INSTRUCTIONS FOR THE TASK: In the entries below, find the lines with the word "label" and copy them.

───── RECORDED INFORMATION ─────

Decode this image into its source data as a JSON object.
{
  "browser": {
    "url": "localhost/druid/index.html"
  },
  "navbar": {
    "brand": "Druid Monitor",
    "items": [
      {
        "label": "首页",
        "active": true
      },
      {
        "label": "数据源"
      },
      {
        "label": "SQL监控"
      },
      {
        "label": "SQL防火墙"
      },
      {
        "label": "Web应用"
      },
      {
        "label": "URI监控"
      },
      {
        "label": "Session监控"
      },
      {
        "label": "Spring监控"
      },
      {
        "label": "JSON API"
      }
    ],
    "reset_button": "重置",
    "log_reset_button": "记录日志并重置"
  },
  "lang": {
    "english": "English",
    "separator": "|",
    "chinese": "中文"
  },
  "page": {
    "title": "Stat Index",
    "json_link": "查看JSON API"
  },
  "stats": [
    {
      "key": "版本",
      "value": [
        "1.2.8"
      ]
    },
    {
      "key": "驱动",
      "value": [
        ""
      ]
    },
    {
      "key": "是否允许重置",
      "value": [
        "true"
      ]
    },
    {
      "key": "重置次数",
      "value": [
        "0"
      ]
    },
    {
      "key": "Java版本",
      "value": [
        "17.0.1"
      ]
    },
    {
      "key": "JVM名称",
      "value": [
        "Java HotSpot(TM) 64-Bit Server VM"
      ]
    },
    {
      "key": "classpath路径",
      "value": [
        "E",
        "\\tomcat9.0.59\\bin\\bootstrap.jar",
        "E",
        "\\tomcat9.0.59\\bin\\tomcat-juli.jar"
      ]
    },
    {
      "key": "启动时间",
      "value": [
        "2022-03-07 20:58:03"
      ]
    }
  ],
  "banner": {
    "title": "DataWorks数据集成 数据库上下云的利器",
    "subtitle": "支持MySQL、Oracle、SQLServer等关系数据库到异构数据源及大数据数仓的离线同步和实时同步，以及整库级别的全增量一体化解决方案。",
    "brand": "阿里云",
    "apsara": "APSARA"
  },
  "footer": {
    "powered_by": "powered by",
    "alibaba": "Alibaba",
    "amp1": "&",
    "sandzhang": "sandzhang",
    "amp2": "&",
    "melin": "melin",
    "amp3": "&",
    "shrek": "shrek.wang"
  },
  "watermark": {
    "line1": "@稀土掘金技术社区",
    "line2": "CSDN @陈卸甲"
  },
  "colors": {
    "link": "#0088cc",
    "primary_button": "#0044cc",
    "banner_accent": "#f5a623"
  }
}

─────

RESPONSE TO THIS TASK:
        "label": "首页",
        "label": "数据源"
        "label": "SQL监控"
        "label": "SQL防火墙"
        "label": "Web应用"
        "label": "URI监控"
        "label": "Session监控"
        "label": "Spring监控"
        "label": "JSON API"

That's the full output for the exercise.